START Available data
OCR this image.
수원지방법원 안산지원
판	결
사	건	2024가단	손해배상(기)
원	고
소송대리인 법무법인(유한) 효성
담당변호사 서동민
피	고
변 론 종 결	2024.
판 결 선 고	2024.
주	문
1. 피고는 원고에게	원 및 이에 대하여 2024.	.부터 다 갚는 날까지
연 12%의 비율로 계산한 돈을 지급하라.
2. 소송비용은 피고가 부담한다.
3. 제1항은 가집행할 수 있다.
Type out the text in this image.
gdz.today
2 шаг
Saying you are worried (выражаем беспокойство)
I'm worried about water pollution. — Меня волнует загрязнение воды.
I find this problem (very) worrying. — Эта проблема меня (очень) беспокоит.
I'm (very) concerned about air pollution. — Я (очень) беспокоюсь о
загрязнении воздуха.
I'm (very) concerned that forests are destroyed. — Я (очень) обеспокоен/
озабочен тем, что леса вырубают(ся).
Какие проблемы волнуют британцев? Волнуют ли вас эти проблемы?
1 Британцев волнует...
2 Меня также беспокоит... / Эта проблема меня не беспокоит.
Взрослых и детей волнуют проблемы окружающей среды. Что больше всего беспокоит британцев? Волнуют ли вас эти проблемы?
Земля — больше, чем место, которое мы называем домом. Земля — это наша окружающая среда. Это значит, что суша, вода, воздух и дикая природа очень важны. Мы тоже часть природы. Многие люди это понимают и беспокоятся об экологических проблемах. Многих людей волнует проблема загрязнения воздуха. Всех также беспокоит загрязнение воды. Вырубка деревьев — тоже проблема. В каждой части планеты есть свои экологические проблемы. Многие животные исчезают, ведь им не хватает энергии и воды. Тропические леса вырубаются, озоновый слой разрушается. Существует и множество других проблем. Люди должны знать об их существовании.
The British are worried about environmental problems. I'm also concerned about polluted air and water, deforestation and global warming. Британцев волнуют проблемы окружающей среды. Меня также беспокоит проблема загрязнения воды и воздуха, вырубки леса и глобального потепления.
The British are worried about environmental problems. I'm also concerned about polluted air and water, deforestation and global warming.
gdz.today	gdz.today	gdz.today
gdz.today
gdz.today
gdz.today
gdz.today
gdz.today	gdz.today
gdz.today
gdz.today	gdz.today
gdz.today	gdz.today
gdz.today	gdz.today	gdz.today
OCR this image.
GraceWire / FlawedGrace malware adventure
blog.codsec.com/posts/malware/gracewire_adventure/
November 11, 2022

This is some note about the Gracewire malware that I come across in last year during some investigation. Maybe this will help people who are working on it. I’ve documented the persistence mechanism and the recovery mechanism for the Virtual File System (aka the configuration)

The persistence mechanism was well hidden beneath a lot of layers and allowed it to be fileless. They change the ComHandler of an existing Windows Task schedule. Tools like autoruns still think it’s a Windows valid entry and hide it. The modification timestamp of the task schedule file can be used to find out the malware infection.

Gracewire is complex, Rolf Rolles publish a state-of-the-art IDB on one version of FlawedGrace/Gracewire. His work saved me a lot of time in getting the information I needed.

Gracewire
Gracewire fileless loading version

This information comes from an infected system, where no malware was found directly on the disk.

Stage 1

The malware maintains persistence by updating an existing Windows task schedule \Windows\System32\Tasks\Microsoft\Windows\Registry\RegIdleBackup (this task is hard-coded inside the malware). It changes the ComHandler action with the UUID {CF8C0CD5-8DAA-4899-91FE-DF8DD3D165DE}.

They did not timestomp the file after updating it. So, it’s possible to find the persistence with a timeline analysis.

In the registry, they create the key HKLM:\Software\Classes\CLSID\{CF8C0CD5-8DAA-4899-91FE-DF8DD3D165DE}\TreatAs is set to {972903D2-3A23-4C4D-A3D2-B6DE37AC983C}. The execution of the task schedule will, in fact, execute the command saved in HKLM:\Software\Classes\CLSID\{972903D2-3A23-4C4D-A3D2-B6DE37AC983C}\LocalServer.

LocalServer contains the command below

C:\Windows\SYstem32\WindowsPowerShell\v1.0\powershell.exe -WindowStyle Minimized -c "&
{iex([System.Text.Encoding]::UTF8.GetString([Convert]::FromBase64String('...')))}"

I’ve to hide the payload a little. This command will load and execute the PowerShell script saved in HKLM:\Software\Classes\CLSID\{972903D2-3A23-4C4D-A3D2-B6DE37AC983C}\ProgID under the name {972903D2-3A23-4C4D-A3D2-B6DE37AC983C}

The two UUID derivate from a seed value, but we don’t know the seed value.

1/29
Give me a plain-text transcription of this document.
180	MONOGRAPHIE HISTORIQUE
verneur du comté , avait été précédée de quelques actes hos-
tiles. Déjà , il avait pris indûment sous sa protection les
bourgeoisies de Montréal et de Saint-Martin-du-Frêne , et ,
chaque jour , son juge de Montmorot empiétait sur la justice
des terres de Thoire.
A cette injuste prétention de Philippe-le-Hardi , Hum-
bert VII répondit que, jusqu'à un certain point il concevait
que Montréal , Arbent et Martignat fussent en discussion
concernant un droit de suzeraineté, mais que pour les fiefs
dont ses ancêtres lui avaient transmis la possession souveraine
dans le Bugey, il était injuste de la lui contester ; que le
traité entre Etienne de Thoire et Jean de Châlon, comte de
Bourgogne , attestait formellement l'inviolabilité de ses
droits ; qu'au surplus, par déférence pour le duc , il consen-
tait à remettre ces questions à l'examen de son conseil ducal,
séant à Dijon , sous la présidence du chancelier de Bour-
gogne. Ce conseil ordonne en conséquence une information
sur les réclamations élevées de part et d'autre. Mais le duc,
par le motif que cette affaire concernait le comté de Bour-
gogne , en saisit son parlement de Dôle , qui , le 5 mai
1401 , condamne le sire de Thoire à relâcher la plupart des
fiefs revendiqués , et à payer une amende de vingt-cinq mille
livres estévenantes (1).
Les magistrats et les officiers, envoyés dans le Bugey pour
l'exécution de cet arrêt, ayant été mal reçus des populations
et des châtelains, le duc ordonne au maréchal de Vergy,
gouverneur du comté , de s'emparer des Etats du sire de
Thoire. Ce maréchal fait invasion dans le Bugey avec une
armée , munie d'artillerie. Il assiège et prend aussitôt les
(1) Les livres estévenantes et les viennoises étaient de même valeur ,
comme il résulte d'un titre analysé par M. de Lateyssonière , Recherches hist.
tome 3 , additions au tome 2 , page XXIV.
END Available data
*Set task*. Looking at the data above, show all lines where the word "Thoire" occurs.

*Task result*.
des terres de Thoire.
traité entre Etienne de Thoire et Jean de Châlon, comte de
1401 , condamne le sire de Thoire à relâcher la plupart des
Thoire. Ce maréchal fait invasion dans le Bugey avec une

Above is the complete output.